Problem
Only the lines starting at the one that contains "Give me a plain-text" and running to the end should be repeated, exactly as written.

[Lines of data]
........
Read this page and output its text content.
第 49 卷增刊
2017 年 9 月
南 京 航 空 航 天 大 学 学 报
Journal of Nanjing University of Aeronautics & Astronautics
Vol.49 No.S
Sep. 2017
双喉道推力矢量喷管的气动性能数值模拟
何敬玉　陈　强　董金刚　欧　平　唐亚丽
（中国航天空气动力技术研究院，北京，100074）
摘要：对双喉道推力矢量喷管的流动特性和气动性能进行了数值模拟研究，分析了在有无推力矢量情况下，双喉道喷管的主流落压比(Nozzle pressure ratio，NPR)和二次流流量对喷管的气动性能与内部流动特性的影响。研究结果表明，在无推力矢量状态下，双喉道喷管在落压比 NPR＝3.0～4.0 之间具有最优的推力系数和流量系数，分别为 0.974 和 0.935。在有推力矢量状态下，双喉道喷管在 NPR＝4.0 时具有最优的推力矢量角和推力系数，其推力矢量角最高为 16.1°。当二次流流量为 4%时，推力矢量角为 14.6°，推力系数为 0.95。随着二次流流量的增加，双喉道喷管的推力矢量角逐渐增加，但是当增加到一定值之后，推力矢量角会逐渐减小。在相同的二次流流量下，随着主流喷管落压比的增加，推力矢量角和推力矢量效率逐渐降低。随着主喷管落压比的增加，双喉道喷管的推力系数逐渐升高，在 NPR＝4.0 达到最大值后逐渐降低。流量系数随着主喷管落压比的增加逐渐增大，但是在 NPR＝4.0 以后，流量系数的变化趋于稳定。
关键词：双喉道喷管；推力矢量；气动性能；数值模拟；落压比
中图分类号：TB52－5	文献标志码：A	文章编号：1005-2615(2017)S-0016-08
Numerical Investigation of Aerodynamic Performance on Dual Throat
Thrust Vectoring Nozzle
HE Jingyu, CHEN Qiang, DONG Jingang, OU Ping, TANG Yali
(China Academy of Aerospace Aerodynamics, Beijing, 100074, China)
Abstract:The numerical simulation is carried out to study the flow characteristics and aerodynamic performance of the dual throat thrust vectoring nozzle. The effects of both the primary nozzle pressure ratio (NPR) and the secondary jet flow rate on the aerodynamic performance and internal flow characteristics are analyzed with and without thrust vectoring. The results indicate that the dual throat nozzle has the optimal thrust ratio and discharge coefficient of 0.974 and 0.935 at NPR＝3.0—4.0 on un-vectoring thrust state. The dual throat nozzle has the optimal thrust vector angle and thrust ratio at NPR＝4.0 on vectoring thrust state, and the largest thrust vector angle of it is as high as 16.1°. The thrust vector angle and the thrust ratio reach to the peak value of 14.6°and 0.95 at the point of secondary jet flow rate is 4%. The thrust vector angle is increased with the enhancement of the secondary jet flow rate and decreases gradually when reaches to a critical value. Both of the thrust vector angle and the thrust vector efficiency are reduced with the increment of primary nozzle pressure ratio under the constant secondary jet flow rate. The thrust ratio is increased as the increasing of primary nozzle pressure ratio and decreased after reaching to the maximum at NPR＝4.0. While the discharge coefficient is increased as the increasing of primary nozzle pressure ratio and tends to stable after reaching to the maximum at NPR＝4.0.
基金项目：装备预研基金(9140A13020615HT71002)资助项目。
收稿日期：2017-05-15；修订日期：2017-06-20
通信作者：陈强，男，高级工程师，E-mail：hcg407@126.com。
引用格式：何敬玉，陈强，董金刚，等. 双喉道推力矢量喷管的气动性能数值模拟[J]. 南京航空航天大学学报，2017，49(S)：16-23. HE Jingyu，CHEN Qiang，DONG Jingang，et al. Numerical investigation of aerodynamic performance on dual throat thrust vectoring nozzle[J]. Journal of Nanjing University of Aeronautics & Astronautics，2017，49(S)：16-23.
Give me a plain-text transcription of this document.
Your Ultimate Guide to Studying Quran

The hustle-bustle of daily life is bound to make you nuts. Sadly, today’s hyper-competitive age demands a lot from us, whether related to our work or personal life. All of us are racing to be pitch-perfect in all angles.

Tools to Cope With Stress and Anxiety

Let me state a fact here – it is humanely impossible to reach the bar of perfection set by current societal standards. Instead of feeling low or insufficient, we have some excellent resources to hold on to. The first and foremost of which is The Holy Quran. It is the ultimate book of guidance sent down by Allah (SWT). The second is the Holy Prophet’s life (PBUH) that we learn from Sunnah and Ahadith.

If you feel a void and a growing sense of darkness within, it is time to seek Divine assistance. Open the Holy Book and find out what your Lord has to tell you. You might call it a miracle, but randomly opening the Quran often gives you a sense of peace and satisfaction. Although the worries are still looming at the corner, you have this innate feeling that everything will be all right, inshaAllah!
........
Output of the exercise
Give me a plain-text transcription of this document.
Your Ultimate Guide to Studying Quran

The hustle-bustle of daily life is bound to make you nuts. Sadly, today’s hyper-competitive age demands a lot from us, whether related to our work or personal life. All of us are racing to be pitch-perfect in all angles.

Tools to Cope With Stress and Anxiety

Let me state a fact here – it is humanely impossible to reach the bar of perfection set by current societal standards. Instead of feeling low or insufficient, we have some excellent resources to hold on to. The first and foremost of which is The Holy Quran. It is the ultimate book of guidance sent down by Allah (SWT). The second is the Holy Prophet’s life (PBUH) that we learn from Sunnah and Ahadith.

If you feel a void and a growing sense of darkness within, it is time to seek Divine assistance. Open the Holy Book and find out what your Lord has to tell you. You might call it a miracle, but randomly opening the Quran often gives you a sense of peace and satisfaction. Although the worries are still looming at the corner, you have this innate feeling that everything will be all right, inshaAllah!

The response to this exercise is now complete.